— Start Materials provided —

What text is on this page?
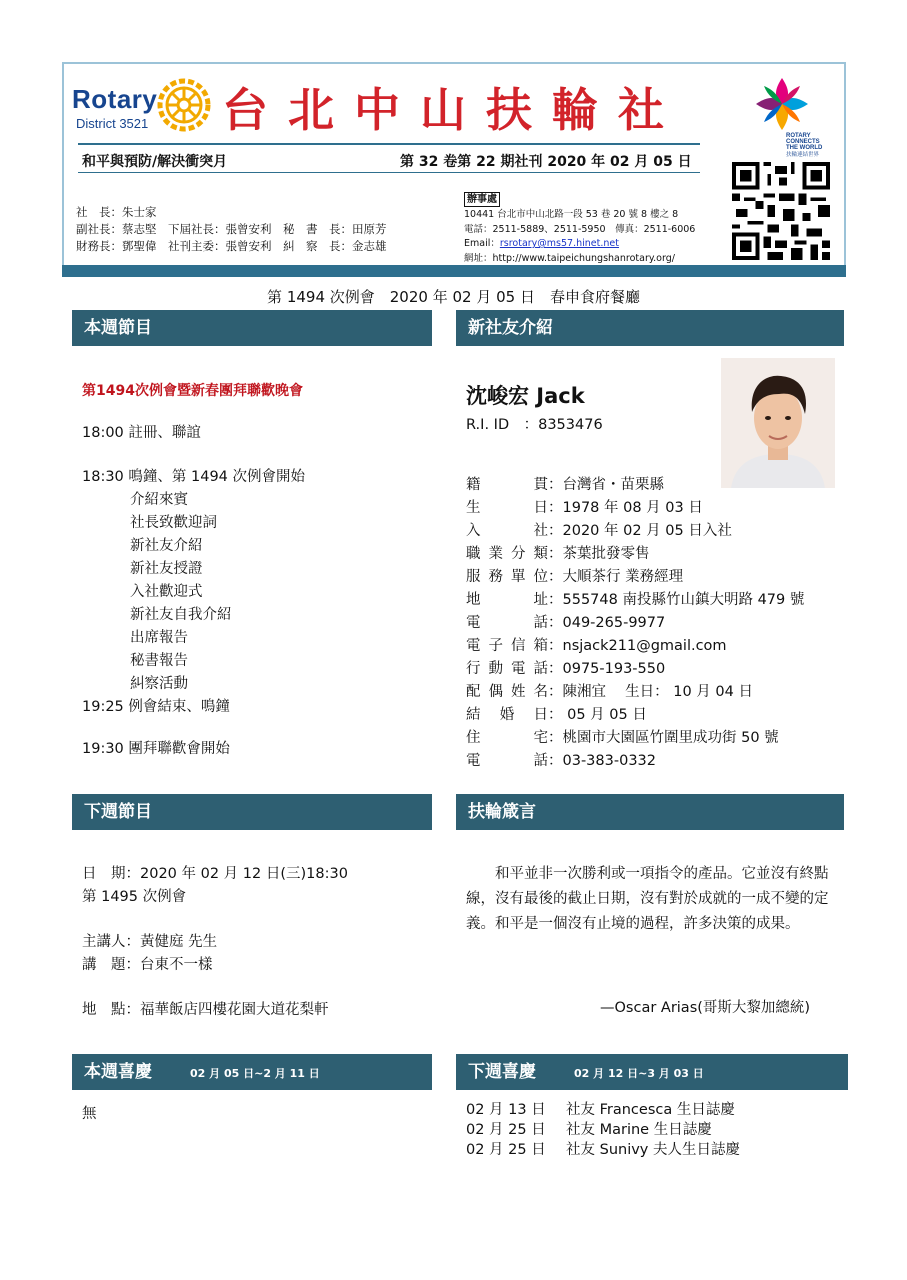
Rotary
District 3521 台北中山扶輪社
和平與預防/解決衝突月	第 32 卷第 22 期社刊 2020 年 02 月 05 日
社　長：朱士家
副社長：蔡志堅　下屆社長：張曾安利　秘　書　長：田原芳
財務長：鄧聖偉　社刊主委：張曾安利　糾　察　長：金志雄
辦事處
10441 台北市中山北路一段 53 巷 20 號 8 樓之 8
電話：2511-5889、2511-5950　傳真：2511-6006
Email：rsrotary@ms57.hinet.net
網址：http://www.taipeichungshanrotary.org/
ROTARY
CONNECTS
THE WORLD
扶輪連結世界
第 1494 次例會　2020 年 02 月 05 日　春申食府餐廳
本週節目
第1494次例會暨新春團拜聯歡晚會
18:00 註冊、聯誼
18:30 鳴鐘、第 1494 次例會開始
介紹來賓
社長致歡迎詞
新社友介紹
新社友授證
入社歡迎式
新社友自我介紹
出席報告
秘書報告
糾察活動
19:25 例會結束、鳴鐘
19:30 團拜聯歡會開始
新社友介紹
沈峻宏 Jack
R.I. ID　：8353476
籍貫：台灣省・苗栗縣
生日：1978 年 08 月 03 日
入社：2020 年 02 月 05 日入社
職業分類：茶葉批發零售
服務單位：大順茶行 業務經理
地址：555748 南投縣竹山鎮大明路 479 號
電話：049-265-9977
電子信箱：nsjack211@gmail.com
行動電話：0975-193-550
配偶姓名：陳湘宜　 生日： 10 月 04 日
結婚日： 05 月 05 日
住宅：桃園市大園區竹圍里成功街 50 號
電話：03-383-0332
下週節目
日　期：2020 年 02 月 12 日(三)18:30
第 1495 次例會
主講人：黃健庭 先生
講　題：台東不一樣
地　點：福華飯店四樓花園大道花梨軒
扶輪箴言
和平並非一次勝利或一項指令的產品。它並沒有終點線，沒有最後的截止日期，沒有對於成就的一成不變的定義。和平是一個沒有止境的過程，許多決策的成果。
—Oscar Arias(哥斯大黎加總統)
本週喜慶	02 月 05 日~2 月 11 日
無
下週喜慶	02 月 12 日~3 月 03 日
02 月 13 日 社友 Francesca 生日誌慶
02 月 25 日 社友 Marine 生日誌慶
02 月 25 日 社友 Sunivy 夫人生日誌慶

— End Materials provided —
— Start Materials provided —

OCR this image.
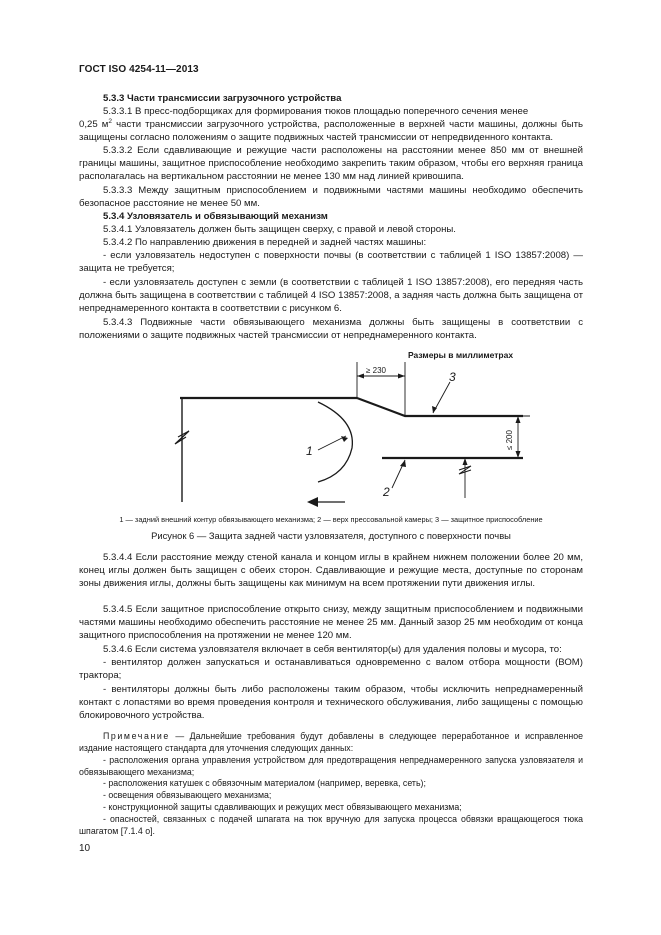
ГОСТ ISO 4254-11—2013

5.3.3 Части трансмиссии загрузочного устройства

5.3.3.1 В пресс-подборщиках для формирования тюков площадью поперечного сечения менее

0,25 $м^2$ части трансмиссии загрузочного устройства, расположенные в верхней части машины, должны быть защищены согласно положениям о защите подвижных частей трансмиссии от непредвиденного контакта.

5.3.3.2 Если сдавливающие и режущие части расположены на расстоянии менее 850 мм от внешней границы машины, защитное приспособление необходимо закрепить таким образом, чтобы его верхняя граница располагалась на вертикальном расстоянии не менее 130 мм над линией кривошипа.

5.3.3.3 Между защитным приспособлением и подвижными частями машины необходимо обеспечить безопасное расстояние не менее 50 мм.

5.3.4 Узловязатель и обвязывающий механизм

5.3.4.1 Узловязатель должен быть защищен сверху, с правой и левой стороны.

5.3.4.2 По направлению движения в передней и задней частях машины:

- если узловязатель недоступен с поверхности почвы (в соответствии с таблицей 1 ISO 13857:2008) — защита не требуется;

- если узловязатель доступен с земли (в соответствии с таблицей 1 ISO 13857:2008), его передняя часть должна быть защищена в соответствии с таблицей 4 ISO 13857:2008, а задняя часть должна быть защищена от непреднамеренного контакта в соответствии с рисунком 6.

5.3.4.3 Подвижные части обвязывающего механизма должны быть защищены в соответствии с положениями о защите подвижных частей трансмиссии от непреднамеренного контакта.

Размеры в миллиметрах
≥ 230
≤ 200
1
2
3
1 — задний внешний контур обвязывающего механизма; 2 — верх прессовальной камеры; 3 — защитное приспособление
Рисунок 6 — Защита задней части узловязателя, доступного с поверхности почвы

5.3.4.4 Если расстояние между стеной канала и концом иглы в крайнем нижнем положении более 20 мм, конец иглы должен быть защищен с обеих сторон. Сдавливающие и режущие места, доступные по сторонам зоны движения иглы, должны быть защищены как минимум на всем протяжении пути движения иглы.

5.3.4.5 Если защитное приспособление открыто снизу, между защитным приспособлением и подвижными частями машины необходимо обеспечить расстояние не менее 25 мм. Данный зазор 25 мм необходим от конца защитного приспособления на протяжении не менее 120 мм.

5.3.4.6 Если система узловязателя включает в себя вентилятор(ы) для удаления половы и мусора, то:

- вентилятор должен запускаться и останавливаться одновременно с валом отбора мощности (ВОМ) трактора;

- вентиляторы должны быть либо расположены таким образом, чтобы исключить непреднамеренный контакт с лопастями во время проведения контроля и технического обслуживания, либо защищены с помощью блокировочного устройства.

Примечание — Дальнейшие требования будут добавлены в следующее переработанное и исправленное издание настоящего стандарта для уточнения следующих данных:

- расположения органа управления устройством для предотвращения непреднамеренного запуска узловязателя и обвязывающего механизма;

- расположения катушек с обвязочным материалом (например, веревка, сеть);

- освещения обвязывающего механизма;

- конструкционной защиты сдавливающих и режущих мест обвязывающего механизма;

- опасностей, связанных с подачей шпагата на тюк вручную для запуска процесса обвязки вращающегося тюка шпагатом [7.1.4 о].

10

— End Materials provided —
— Start Materials provided —

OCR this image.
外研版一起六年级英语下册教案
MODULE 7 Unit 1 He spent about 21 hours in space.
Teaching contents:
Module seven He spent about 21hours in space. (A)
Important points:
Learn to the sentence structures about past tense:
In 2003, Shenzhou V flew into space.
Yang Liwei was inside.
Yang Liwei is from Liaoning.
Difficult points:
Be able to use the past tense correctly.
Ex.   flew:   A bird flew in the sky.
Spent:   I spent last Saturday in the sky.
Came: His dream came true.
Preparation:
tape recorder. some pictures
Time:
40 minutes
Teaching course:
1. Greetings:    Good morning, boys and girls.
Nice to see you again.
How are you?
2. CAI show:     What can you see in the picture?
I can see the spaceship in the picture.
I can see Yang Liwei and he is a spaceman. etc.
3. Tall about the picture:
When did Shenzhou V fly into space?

— End Materials provided —

Problem to work on:
Show the lines where the word "tense" appears in the entries.

The reply:
Learn to the sentence structures about past tense:
Be able to use the past tense correctly.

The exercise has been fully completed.